— start EXTRACTED INFORMATION —

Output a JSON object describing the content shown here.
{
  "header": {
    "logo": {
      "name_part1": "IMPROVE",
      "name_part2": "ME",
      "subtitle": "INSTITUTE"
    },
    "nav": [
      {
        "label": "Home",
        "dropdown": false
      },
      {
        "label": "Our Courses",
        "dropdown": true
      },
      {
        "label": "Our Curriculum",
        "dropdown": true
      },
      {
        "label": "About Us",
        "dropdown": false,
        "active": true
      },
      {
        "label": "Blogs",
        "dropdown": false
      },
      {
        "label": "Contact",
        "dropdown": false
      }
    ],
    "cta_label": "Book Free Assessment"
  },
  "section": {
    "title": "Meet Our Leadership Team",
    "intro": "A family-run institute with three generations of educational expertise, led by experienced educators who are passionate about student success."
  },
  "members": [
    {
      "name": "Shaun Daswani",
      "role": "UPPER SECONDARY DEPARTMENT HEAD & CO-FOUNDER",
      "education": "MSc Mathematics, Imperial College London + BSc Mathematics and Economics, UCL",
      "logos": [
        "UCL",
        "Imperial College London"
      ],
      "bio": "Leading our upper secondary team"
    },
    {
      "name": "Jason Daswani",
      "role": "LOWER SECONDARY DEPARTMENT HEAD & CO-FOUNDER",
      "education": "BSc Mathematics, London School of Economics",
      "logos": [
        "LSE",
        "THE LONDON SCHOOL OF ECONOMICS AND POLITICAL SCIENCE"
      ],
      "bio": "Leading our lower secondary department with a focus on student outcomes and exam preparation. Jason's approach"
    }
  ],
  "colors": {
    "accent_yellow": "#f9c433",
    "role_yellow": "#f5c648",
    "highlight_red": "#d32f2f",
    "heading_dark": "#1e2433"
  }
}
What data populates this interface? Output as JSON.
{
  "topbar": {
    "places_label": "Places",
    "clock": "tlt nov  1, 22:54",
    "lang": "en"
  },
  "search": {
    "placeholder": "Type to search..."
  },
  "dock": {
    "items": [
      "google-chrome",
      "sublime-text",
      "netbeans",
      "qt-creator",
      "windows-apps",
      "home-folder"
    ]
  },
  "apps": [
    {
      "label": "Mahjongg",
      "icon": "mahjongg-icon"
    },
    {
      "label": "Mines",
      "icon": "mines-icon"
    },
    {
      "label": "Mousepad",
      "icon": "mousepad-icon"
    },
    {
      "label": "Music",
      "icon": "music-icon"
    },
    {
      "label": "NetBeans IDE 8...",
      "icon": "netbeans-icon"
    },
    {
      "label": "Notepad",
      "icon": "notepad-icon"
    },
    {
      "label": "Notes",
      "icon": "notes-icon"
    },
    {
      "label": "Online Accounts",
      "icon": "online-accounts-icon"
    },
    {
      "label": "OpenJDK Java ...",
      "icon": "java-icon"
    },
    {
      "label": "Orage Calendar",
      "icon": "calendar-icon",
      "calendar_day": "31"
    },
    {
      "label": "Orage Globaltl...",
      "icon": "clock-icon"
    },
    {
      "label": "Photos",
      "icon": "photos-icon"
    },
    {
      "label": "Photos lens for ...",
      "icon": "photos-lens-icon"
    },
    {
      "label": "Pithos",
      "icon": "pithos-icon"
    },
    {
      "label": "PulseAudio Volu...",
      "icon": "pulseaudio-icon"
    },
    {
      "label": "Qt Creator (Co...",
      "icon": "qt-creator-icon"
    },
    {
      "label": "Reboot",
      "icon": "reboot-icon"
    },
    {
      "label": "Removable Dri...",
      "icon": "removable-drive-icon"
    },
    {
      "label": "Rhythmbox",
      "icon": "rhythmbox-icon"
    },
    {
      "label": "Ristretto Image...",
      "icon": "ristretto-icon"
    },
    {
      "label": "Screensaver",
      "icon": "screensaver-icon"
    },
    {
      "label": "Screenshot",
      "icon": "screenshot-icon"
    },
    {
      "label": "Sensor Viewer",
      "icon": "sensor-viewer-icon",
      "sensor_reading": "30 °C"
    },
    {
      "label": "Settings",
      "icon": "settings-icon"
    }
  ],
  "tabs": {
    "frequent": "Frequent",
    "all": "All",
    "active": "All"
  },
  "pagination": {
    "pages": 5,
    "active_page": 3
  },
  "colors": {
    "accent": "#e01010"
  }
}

— end EXTRACTED INFORMATION —

TASK:
Please repeat the listing exactly, with nothing left out.

OUTPUT FOR THIS EXERCISE:
Output a JSON object describing the content shown here.
{
  "header": {
    "logo": {
      "name_part1": "IMPROVE",
      "name_part2": "ME",
      "subtitle": "INSTITUTE"
    },
    "nav": [
      {
        "label": "Home",
        "dropdown": false
      },
      {
        "label": "Our Courses",
        "dropdown": true
      },
      {
        "label": "Our Curriculum",
        "dropdown": true
      },
      {
        "label": "About Us",
        "dropdown": false,
        "active": true
      },
      {
        "label": "Blogs",
        "dropdown": false
      },
      {
        "label": "Contact",
        "dropdown": false
      }
    ],
    "cta_label": "Book Free Assessment"
  },
  "section": {
    "title": "Meet Our Leadership Team",
    "intro": "A family-run institute with three generations of educational expertise, led by experienced educators who are passionate about student success."
  },
  "members": [
    {
      "name": "Shaun Daswani",
      "role": "UPPER SECONDARY DEPARTMENT HEAD & CO-FOUNDER",
      "education": "MSc Mathematics, Imperial College London + BSc Mathematics and Economics, UCL",
      "logos": [
        "UCL",
        "Imperial College London"
      ],
      "bio": "Leading our upper secondary team"
    },
    {
      "name": "Jason Daswani",
      "role": "LOWER SECONDARY DEPARTMENT HEAD & CO-FOUNDER",
      "education": "BSc Mathematics, London School of Economics",
      "logos": [
        "LSE",
        "THE LONDON SCHOOL OF ECONOMICS AND POLITICAL SCIENCE"
      ],
      "bio": "Leading our lower secondary department with a focus on student outcomes and exam preparation. Jason's approach"
    }
  ],
  "colors": {
    "accent_yellow": "#f9c433",
    "role_yellow": "#f5c648",
    "highlight_red": "#d32f2f",
    "heading_dark": "#1e2433"
  }
}
What data populates this interface? Output as JSON.
{
  "topbar": {
    "places_label": "Places",
    "clock": "tlt nov  1, 22:54",
    "lang": "en"
  },
  "search": {
    "placeholder": "Type to search..."
  },
  "dock": {
    "items": [
      "google-chrome",
      "sublime-text",
      "netbeans",
      "qt-creator",
      "windows-apps",
      "home-folder"
    ]
  },
  "apps": [
    {
      "label": "Mahjongg",
      "icon": "mahjongg-icon"
    },
    {
      "label": "Mines",
      "icon": "mines-icon"
    },
    {
      "label": "Mousepad",
      "icon": "mousepad-icon"
    },
    {
      "label": "Music",
      "icon": "music-icon"
    },
    {
      "label": "NetBeans IDE 8...",
      "icon": "netbeans-icon"
    },
    {
      "label": "Notepad",
      "icon": "notepad-icon"
    },
    {
      "label": "Notes",
      "icon": "notes-icon"
    },
    {
      "label": "Online Accounts",
      "icon": "online-accounts-icon"
    },
    {
      "label": "OpenJDK Java ...",
      "icon": "java-icon"
    },
    {
      "label": "Orage Calendar",
      "icon": "calendar-icon",
      "calendar_day": "31"
    },
    {
      "label": "Orage Globaltl...",
      "icon": "clock-icon"
    },
    {
      "label": "Photos",
      "icon": "photos-icon"
    },
    {
      "label": "Photos lens for ...",
      "icon": "photos-lens-icon"
    },
    {
      "label": "Pithos",
      "icon": "pithos-icon"
    },
    {
      "label": "PulseAudio Volu...",
      "icon": "pulseaudio-icon"
    },
    {
      "label": "Qt Creator (Co...",
      "icon": "qt-creator-icon"
    },
    {
      "label": "Reboot",
      "icon": "reboot-icon"
    },
    {
      "label": "Removable Dri...",
      "icon": "removable-drive-icon"
    },
    {
      "label": "Rhythmbox",
      "icon": "rhythmbox-icon"
    },
    {
      "label": "Ristretto Image...",
      "icon": "ristretto-icon"
    },
    {
      "label": "Screensaver",
      "icon": "screensaver-icon"
    },
    {
      "label": "Screenshot",
      "icon": "screenshot-icon"
    },
    {
      "label": "Sensor Viewer",
      "icon": "sensor-viewer-icon",
      "sensor_reading": "30 °C"
    },
    {
      "label": "Settings",
      "icon": "settings-icon"
    }
  ],
  "tabs": {
    "frequent": "Frequent",
    "all": "All",
    "active": "All"
  },
  "pagination": {
    "pages": 5,
    "active_page": 3
  },
  "colors": {
    "accent": "#e01010"
  }
}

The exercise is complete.